Exercise directions: Quote every line below exactly and skip any picture.

** Begin **

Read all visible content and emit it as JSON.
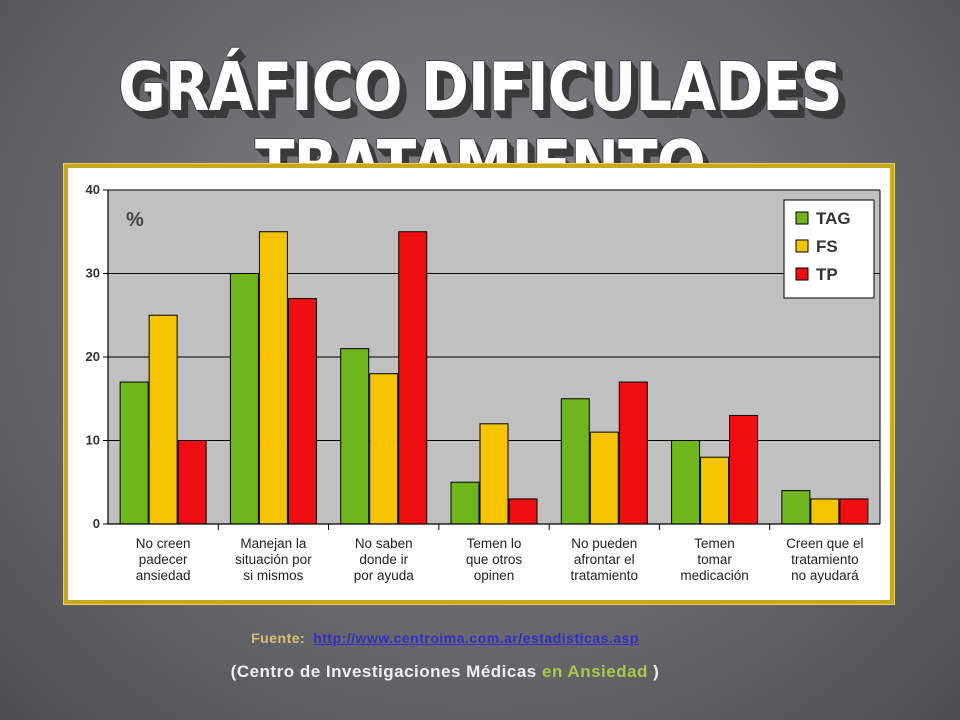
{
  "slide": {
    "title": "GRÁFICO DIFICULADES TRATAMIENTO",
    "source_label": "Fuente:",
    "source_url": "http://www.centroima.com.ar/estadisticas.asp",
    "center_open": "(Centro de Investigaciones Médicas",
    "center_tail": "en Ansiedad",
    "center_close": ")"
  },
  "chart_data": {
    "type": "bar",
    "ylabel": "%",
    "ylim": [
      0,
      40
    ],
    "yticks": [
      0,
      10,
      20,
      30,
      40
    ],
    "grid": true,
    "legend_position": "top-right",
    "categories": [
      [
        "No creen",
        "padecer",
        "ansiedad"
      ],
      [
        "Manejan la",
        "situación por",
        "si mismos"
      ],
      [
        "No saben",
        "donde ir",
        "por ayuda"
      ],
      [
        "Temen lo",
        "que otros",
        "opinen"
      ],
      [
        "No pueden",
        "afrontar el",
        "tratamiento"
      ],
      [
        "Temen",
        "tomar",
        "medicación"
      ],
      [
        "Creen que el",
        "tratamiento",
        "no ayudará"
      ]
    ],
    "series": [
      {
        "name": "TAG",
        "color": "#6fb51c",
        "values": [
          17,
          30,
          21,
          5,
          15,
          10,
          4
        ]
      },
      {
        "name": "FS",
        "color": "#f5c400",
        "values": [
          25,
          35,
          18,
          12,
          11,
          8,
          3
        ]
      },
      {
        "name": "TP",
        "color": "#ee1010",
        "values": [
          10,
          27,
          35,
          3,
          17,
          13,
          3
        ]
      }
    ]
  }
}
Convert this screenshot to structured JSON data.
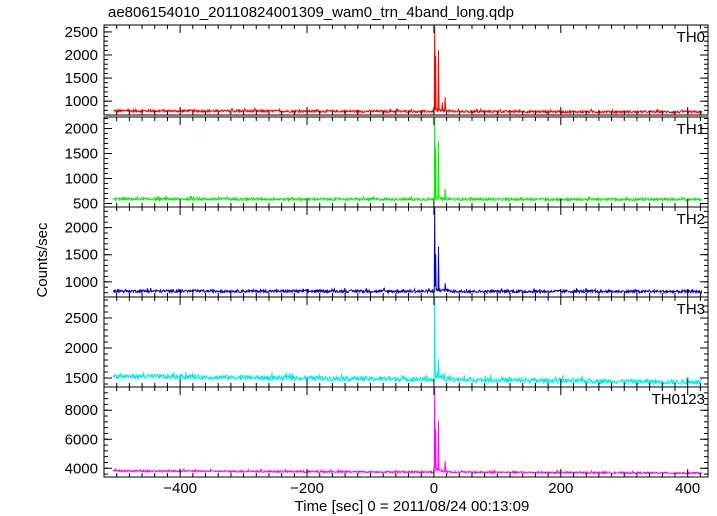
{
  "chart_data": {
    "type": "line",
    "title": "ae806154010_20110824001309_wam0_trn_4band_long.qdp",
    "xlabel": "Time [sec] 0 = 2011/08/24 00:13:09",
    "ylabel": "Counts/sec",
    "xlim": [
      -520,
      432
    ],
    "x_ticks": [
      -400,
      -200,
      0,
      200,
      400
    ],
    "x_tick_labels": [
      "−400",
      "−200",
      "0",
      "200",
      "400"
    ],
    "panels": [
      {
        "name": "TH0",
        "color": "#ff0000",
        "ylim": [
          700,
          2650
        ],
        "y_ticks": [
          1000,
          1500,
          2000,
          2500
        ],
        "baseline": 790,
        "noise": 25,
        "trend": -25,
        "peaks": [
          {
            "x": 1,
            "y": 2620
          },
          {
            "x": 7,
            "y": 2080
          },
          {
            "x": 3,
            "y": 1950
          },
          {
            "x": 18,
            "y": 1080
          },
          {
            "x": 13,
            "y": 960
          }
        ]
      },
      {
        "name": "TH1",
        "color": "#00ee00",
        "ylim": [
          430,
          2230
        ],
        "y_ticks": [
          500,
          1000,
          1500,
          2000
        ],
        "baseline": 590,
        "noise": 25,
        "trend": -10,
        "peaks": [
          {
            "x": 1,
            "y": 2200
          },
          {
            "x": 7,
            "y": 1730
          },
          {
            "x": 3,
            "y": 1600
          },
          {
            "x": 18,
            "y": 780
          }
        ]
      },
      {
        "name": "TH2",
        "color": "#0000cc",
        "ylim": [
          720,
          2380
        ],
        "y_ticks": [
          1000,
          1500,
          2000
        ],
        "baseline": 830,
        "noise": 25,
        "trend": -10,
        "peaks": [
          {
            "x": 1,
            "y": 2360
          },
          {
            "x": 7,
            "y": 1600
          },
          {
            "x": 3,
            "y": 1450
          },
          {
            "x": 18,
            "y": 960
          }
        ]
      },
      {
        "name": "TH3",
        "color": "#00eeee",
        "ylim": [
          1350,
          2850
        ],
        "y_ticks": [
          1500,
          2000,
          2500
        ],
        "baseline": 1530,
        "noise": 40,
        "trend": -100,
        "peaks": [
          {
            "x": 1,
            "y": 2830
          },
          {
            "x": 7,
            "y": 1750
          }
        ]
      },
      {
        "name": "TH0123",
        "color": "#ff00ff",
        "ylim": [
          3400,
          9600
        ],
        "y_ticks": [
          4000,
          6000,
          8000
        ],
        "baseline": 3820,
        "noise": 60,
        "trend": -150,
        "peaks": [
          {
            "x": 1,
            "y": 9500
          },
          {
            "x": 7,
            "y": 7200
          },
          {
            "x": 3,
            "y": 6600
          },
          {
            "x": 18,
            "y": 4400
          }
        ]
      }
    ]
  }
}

** End **

Result:
Read all visible content and emit it as JSON.
{
  "slide": {
    "title": "GRÁFICO DIFICULADES TRATAMIENTO",
    "source_label": "Fuente:",
    "source_url": "http://www.centroima.com.ar/estadisticas.asp",
    "center_open": "(Centro de Investigaciones Médicas",
    "center_tail": "en Ansiedad",
    "center_close": ")"
  },
  "chart_data": {
    "type": "bar",
    "ylabel": "%",
    "ylim": [
      0,
      40
    ],
    "yticks": [
      0,
      10,
      20,
      30,
      40
    ],
    "grid": true,
    "legend_position": "top-right",
    "categories": [
      [
        "No creen",
        "padecer",
        "ansiedad"
      ],
      [
        "Manejan la",
        "situación por",
        "si mismos"
      ],
      [
        "No saben",
        "donde ir",
        "por ayuda"
      ],
      [
        "Temen lo",
        "que otros",
        "opinen"
      ],
      [
        "No pueden",
        "afrontar el",
        "tratamiento"
      ],
      [
        "Temen",
        "tomar",
        "medicación"
      ],
      [
        "Creen que el",
        "tratamiento",
        "no ayudará"
      ]
    ],
    "series": [
      {
        "name": "TAG",
        "color": "#6fb51c",
        "values": [
          17,
          30,
          21,
          5,
          15,
          10,
          4
        ]
      },
      {
        "name": "FS",
        "color": "#f5c400",
        "values": [
          25,
          35,
          18,
          12,
          11,
          8,
          3
        ]
      },
      {
        "name": "TP",
        "color": "#ee1010",
        "values": [
          10,
          27,
          35,
          3,
          17,
          13,
          3
        ]
      }
    ]
  }
}
Convert this screenshot to structured JSON data.
{
  "chart_data": {
    "type": "line",
    "title": "ae806154010_20110824001309_wam0_trn_4band_long.qdp",
    "xlabel": "Time [sec] 0 = 2011/08/24 00:13:09",
    "ylabel": "Counts/sec",
    "xlim": [
      -520,
      432
    ],
    "x_ticks": [
      -400,
      -200,
      0,
      200,
      400
    ],
    "x_tick_labels": [
      "−400",
      "−200",
      "0",
      "200",
      "400"
    ],
    "panels": [
      {
        "name": "TH0",
        "color": "#ff0000",
        "ylim": [
          700,
          2650
        ],
        "y_ticks": [
          1000,
          1500,
          2000,
          2500
        ],
        "baseline": 790,
        "noise": 25,
        "trend": -25,
        "peaks": [
          {
            "x": 1,
            "y": 2620
          },
          {
            "x": 7,
            "y": 2080
          },
          {
            "x": 3,
            "y": 1950
          },
          {
            "x": 18,
            "y": 1080
          },
          {
            "x": 13,
            "y": 960
          }
        ]
      },
      {
        "name": "TH1",
        "color": "#00ee00",
        "ylim": [
          430,
          2230
        ],
        "y_ticks": [
          500,
          1000,
          1500,
          2000
        ],
        "baseline": 590,
        "noise": 25,
        "trend": -10,
        "peaks": [
          {
            "x": 1,
            "y": 2200
          },
          {
            "x": 7,
            "y": 1730
          },
          {
            "x": 3,
            "y": 1600
          },
          {
            "x": 18,
            "y": 780
          }
        ]
      },
      {
        "name": "TH2",
        "color": "#0000cc",
        "ylim": [
          720,
          2380
        ],
        "y_ticks": [
          1000,
          1500,
          2000
        ],
        "baseline": 830,
        "noise": 25,
        "trend": -10,
        "peaks": [
          {
            "x": 1,
            "y": 2360
          },
          {
            "x": 7,
            "y": 1600
          },
          {
            "x": 3,
            "y": 1450
          },
          {
            "x": 18,
            "y": 960
          }
        ]
      },
      {
        "name": "TH3",
        "color": "#00eeee",
        "ylim": [
          1350,
          2850
        ],
        "y_ticks": [
          1500,
          2000,
          2500
        ],
        "baseline": 1530,
        "noise": 40,
        "trend": -100,
        "peaks": [
          {
            "x": 1,
            "y": 2830
          },
          {
            "x": 7,
            "y": 1750
          }
        ]
      },
      {
        "name": "TH0123",
        "color": "#ff00ff",
        "ylim": [
          3400,
          9600
        ],
        "y_ticks": [
          4000,
          6000,
          8000
        ],
        "baseline": 3820,
        "noise": 60,
        "trend": -150,
        "peaks": [
          {
            "x": 1,
            "y": 9500
          },
          {
            "x": 7,
            "y": 7200
          },
          {
            "x": 3,
            "y": 6600
          },
          {
            "x": 18,
            "y": 4400
          }
        ]
      }
    ]
  }
}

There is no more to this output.